Short problem: Word for word, restate every line of the material.

Recorded information:
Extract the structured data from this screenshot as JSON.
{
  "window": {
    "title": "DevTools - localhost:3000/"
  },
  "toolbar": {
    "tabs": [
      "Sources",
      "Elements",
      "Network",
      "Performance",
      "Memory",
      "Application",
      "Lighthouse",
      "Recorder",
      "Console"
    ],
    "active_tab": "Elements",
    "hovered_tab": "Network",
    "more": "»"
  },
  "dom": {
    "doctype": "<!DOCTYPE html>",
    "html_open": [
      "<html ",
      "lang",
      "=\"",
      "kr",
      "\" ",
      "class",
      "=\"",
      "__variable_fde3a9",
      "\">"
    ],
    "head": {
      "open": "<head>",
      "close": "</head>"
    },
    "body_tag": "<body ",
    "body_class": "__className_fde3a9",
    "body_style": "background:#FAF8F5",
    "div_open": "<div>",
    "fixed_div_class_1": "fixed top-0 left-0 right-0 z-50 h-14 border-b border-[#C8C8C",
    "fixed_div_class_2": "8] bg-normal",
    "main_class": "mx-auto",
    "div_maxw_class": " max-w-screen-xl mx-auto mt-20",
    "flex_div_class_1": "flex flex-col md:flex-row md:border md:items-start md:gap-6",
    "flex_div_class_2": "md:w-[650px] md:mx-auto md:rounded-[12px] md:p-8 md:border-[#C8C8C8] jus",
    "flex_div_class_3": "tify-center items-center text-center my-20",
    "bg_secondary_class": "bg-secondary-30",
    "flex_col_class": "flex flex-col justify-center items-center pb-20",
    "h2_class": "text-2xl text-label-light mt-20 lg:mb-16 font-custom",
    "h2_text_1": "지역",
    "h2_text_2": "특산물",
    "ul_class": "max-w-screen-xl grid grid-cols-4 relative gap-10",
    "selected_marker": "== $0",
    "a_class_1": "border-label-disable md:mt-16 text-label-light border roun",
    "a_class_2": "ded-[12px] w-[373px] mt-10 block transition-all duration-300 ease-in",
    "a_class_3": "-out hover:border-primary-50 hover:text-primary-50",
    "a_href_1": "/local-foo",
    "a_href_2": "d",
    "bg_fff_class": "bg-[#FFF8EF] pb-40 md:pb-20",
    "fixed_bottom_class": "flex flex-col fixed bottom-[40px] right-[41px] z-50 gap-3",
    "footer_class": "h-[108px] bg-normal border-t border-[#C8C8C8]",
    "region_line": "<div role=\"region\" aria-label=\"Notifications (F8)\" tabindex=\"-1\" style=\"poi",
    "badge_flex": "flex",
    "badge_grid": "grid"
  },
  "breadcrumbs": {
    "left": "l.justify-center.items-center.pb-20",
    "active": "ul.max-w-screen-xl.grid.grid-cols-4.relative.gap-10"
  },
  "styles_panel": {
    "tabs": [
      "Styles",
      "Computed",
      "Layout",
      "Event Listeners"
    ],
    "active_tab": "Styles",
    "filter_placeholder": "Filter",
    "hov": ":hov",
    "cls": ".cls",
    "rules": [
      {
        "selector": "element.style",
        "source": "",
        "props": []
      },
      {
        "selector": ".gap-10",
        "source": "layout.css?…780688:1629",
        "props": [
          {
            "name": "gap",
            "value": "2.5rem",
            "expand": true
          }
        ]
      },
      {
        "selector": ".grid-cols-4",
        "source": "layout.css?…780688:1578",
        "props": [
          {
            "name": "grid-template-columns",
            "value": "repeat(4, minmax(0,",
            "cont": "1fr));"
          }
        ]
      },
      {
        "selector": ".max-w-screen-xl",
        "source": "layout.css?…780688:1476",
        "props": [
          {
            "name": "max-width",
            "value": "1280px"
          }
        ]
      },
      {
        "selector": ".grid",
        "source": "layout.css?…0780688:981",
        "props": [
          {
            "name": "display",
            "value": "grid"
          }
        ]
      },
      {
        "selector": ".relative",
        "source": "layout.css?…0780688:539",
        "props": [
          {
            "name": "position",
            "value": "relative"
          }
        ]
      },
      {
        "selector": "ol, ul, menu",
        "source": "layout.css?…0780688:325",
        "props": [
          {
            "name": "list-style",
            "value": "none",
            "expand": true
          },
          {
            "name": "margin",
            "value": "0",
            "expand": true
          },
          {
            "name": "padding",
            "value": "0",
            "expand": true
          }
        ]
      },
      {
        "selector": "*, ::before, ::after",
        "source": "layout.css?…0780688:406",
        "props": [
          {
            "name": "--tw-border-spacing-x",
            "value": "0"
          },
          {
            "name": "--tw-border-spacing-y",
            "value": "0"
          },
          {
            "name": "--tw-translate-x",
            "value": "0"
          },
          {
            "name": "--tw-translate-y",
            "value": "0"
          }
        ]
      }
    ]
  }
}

The output:
Extract the structured data from this screenshot as JSON.
{
  "window": {
    "title": "DevTools - localhost:3000/"
  },
  "toolbar": {
    "tabs": [
      "Sources",
      "Elements",
      "Network",
      "Performance",
      "Memory",
      "Application",
      "Lighthouse",
      "Recorder",
      "Console"
    ],
    "active_tab": "Elements",
    "hovered_tab": "Network",
    "more": "»"
  },
  "dom": {
    "doctype": "<!DOCTYPE html>",
    "html_open": [
      "<html ",
      "lang",
      "=\"",
      "kr",
      "\" ",
      "class",
      "=\"",
      "__variable_fde3a9",
      "\">"
    ],
    "head": {
      "open": "<head>",
      "close": "</head>"
    },
    "body_tag": "<body ",
    "body_class": "__className_fde3a9",
    "body_style": "background:#FAF8F5",
    "div_open": "<div>",
    "fixed_div_class_1": "fixed top-0 left-0 right-0 z-50 h-14 border-b border-[#C8C8C",
    "fixed_div_class_2": "8] bg-normal",
    "main_class": "mx-auto",
    "div_maxw_class": " max-w-screen-xl mx-auto mt-20",
    "flex_div_class_1": "flex flex-col md:flex-row md:border md:items-start md:gap-6",
    "flex_div_class_2": "md:w-[650px] md:mx-auto md:rounded-[12px] md:p-8 md:border-[#C8C8C8] jus",
    "flex_div_class_3": "tify-center items-center text-center my-20",
    "bg_secondary_class": "bg-secondary-30",
    "flex_col_class": "flex flex-col justify-center items-center pb-20",
    "h2_class": "text-2xl text-label-light mt-20 lg:mb-16 font-custom",
    "h2_text_1": "지역",
    "h2_text_2": "특산물",
    "ul_class": "max-w-screen-xl grid grid-cols-4 relative gap-10",
    "selected_marker": "== $0",
    "a_class_1": "border-label-disable md:mt-16 text-label-light border roun",
    "a_class_2": "ded-[12px] w-[373px] mt-10 block transition-all duration-300 ease-in",
    "a_class_3": "-out hover:border-primary-50 hover:text-primary-50",
    "a_href_1": "/local-foo",
    "a_href_2": "d",
    "bg_fff_class": "bg-[#FFF8EF] pb-40 md:pb-20",
    "fixed_bottom_class": "flex flex-col fixed bottom-[40px] right-[41px] z-50 gap-3",
    "footer_class": "h-[108px] bg-normal border-t border-[#C8C8C8]",
    "region_line": "<div role=\"region\" aria-label=\"Notifications (F8)\" tabindex=\"-1\" style=\"poi",
    "badge_flex": "flex",
    "badge_grid": "grid"
  },
  "breadcrumbs": {
    "left": "l.justify-center.items-center.pb-20",
    "active": "ul.max-w-screen-xl.grid.grid-cols-4.relative.gap-10"
  },
  "styles_panel": {
    "tabs": [
      "Styles",
      "Computed",
      "Layout",
      "Event Listeners"
    ],
    "active_tab": "Styles",
    "filter_placeholder": "Filter",
    "hov": ":hov",
    "cls": ".cls",
    "rules": [
      {
        "selector": "element.style",
        "source": "",
        "props": []
      },
      {
        "selector": ".gap-10",
        "source": "layout.css?…780688:1629",
        "props": [
          {
            "name": "gap",
            "value": "2.5rem",
            "expand": true
          }
        ]
      },
      {
        "selector": ".grid-cols-4",
        "source": "layout.css?…780688:1578",
        "props": [
          {
            "name": "grid-template-columns",
            "value": "repeat(4, minmax(0,",
            "cont": "1fr));"
          }
        ]
      },
      {
        "selector": ".max-w-screen-xl",
        "source": "layout.css?…780688:1476",
        "props": [
          {
            "name": "max-width",
            "value": "1280px"
          }
        ]
      },
      {
        "selector": ".grid",
        "source": "layout.css?…0780688:981",
        "props": [
          {
            "name": "display",
            "value": "grid"
          }
        ]
      },
      {
        "selector": ".relative",
        "source": "layout.css?…0780688:539",
        "props": [
          {
            "name": "position",
            "value": "relative"
          }
        ]
      },
      {
        "selector": "ol, ul, menu",
        "source": "layout.css?…0780688:325",
        "props": [
          {
            "name": "list-style",
            "value": "none",
            "expand": true
          },
          {
            "name": "margin",
            "value": "0",
            "expand": true
          },
          {
            "name": "padding",
            "value": "0",
            "expand": true
          }
        ]
      },
      {
        "selector": "*, ::before, ::after",
        "source": "layout.css?…0780688:406",
        "props": [
          {
            "name": "--tw-border-spacing-x",
            "value": "0"
          },
          {
            "name": "--tw-border-spacing-y",
            "value": "0"
          },
          {
            "name": "--tw-translate-x",
            "value": "0"
          },
          {
            "name": "--tw-translate-y",
            "value": "0"
          }
        ]
      }
    ]
  }
}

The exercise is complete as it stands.